What to work on: From the entries provided below, copy each line that contains the word "geschriben".

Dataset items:
+ + + + + + +

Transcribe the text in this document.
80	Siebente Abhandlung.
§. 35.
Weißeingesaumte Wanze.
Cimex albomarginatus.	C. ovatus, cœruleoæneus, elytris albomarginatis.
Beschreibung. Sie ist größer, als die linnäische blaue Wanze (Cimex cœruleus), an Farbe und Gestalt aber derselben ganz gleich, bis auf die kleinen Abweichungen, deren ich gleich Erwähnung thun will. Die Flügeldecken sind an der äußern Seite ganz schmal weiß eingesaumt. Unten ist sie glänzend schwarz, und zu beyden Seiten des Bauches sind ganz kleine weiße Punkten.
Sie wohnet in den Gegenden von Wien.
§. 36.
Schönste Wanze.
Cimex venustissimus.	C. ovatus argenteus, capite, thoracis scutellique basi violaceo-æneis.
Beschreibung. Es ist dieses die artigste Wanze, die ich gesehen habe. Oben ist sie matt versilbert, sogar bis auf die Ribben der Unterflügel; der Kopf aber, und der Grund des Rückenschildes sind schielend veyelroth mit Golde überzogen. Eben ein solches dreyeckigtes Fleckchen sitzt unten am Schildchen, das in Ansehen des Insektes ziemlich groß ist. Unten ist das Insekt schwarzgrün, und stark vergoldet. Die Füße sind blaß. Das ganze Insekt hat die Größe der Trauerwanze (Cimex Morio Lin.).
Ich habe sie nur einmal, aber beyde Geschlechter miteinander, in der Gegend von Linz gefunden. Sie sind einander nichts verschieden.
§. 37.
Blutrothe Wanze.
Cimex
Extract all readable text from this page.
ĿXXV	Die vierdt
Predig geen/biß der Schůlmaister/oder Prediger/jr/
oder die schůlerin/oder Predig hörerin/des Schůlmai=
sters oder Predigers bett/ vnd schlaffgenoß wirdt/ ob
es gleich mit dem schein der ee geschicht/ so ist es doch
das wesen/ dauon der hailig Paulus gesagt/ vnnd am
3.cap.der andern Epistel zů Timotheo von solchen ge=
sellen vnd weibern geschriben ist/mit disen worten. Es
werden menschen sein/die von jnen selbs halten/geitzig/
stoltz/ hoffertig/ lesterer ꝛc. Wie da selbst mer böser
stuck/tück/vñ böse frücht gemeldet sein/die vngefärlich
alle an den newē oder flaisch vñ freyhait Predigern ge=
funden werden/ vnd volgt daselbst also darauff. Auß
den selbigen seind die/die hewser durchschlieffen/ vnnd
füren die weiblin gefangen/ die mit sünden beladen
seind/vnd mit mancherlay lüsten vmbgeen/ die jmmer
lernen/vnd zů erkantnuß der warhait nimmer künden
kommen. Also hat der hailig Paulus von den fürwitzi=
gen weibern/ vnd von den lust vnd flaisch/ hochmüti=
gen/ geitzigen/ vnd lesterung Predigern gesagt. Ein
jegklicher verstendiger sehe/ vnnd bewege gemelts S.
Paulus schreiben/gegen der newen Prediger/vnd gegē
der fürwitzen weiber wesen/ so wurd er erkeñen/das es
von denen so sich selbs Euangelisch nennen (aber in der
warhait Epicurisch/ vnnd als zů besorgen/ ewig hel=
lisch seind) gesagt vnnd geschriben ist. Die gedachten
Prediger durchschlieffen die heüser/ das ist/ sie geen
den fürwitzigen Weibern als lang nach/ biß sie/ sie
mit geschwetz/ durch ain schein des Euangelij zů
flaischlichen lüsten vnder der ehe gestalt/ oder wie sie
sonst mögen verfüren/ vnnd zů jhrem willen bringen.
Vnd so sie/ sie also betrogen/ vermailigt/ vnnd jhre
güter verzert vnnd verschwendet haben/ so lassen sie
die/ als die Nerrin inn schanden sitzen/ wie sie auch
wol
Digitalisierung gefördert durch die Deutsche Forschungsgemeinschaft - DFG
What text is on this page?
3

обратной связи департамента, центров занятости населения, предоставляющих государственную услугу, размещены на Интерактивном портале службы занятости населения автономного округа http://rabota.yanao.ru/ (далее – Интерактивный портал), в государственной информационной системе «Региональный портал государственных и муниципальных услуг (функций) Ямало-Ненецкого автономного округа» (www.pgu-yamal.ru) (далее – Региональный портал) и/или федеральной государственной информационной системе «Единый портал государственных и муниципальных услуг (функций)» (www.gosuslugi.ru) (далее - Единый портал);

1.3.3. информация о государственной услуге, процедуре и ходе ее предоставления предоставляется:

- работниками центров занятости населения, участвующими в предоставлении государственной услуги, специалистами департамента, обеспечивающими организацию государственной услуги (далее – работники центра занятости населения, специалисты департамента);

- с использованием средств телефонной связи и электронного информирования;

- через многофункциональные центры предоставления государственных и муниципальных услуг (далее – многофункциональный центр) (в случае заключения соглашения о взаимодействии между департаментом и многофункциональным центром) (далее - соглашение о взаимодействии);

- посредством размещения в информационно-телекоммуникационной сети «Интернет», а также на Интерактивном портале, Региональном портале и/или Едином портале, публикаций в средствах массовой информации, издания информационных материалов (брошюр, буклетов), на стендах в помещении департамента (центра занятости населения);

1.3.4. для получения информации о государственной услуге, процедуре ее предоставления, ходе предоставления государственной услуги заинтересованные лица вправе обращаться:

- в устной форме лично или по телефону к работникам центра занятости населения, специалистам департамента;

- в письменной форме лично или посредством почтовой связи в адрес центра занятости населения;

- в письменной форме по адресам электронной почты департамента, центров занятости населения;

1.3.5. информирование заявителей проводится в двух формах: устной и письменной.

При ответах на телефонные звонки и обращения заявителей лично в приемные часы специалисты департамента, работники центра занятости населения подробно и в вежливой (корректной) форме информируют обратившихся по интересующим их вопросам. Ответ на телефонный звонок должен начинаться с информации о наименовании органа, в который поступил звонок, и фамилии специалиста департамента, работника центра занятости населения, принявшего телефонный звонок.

+ + + + + + +

Finished task:
sellen vnd weibern geschriben ist/mit disen worten. Es
lisch seind) gesagt vnnd geschriben ist. Die gedachten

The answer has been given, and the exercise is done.